▸ ASSIGNMENT
Below are some records; find each line that carries the word "label" and copy it.

Records from a collection of figures
^^^^^^^^

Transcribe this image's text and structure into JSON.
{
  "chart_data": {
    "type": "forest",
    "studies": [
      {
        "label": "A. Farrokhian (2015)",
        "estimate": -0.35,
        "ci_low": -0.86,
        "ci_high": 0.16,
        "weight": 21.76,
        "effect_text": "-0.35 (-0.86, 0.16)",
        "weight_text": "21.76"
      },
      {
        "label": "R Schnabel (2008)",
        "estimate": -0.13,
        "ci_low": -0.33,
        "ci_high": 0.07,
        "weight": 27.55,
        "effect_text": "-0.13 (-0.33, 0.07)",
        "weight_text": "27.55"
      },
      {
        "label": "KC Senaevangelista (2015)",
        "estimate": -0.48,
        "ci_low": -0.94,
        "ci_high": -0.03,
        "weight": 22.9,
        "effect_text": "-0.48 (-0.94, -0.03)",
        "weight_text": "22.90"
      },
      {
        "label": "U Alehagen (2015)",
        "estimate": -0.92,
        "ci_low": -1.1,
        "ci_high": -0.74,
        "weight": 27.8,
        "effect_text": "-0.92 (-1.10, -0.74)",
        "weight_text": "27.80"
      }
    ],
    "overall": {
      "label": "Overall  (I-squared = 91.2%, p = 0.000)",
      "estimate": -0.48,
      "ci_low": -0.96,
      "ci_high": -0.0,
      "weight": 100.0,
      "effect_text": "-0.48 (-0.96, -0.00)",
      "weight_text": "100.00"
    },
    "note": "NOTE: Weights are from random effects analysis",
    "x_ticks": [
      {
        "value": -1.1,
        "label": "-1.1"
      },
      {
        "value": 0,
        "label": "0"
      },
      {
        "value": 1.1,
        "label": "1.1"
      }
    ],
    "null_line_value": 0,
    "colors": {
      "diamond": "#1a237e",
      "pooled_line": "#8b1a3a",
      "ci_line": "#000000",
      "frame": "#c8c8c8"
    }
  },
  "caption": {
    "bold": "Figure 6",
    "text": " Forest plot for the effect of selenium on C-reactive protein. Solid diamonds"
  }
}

^^^^^^^^

▸ WRITTEN ANSWER
        "label": "A. Farrokhian (2015)",
        "label": "R Schnabel (2008)",
        "label": "KC Senaevangelista (2015)",
        "label": "U Alehagen (2015)",
      "label": "Overall  (I-squared = 91.2%, p = 0.000)",
        "label": "-1.1"
        "label": "0"
        "label": "1.1"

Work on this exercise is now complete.